## Exercise instructions:
Write the records out again exactly, leaving no images in.

## Information supplied:

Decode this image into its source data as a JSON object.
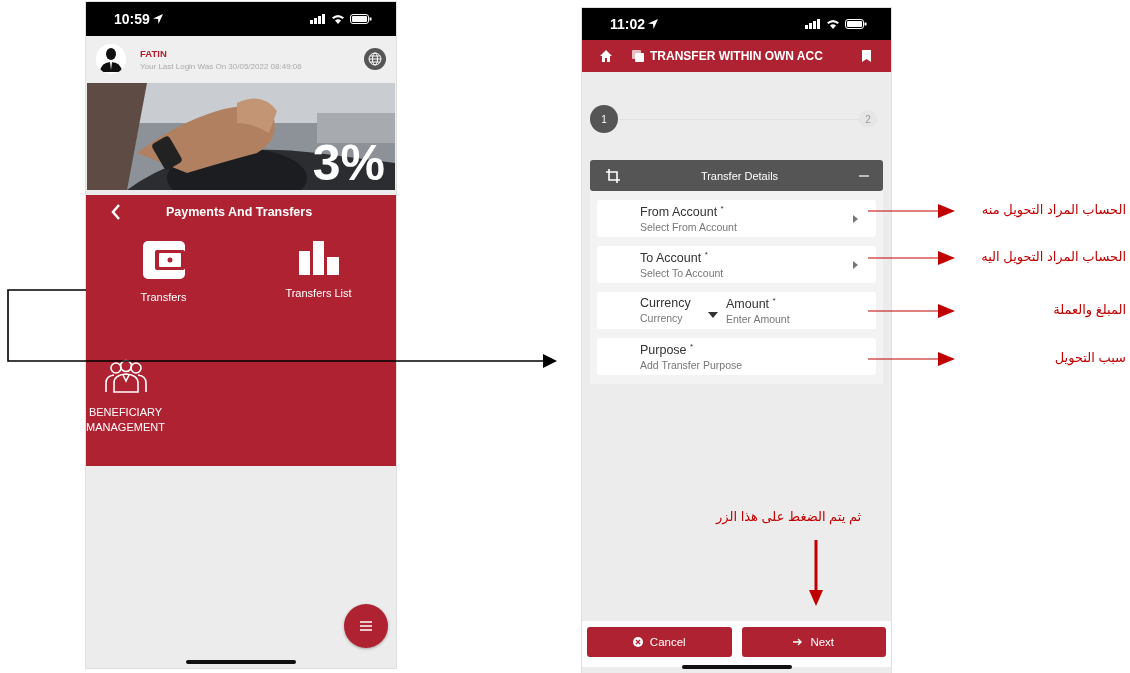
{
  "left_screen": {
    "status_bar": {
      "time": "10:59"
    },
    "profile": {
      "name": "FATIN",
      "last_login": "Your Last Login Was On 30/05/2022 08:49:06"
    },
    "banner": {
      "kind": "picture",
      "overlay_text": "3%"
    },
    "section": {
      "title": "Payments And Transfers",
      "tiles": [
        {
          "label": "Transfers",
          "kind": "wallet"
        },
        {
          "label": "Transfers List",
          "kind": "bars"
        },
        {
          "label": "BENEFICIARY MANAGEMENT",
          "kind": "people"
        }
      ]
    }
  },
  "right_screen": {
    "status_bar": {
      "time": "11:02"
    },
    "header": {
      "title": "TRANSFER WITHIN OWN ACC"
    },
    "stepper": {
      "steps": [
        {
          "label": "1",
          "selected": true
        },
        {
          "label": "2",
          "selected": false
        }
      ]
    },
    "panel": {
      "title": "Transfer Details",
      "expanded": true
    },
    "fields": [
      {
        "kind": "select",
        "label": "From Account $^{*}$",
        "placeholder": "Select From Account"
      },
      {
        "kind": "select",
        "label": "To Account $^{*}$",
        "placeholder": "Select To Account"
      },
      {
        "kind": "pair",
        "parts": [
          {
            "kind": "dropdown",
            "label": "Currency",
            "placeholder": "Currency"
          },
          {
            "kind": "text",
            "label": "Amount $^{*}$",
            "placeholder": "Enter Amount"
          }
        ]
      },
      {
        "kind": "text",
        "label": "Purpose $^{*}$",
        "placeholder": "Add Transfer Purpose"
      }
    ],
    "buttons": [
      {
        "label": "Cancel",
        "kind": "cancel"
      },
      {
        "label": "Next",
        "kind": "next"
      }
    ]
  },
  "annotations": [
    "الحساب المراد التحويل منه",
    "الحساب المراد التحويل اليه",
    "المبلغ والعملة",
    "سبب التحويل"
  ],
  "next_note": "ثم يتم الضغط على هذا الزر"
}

## Final result:
Decode this image into its source data as a JSON object.
{
  "left_screen": {
    "status_bar": {
      "time": "10:59"
    },
    "profile": {
      "name": "FATIN",
      "last_login": "Your Last Login Was On 30/05/2022 08:49:06"
    },
    "banner": {
      "kind": "picture",
      "overlay_text": "3%"
    },
    "section": {
      "title": "Payments And Transfers",
      "tiles": [
        {
          "label": "Transfers",
          "kind": "wallet"
        },
        {
          "label": "Transfers List",
          "kind": "bars"
        },
        {
          "label": "BENEFICIARY MANAGEMENT",
          "kind": "people"
        }
      ]
    }
  },
  "right_screen": {
    "status_bar": {
      "time": "11:02"
    },
    "header": {
      "title": "TRANSFER WITHIN OWN ACC"
    },
    "stepper": {
      "steps": [
        {
          "label": "1",
          "selected": true
        },
        {
          "label": "2",
          "selected": false
        }
      ]
    },
    "panel": {
      "title": "Transfer Details",
      "expanded": true
    },
    "fields": [
      {
        "kind": "select",
        "label": "From Account $^{*}$",
        "placeholder": "Select From Account"
      },
      {
        "kind": "select",
        "label": "To Account $^{*}$",
        "placeholder": "Select To Account"
      },
      {
        "kind": "pair",
        "parts": [
          {
            "kind": "dropdown",
            "label": "Currency",
            "placeholder": "Currency"
          },
          {
            "kind": "text",
            "label": "Amount $^{*}$",
            "placeholder": "Enter Amount"
          }
        ]
      },
      {
        "kind": "text",
        "label": "Purpose $^{*}$",
        "placeholder": "Add Transfer Purpose"
      }
    ],
    "buttons": [
      {
        "label": "Cancel",
        "kind": "cancel"
      },
      {
        "label": "Next",
        "kind": "next"
      }
    ]
  },
  "annotations": [
    "الحساب المراد التحويل منه",
    "الحساب المراد التحويل اليه",
    "المبلغ والعملة",
    "سبب التحويل"
  ],
  "next_note": "ثم يتم الضغط على هذا الزر"
}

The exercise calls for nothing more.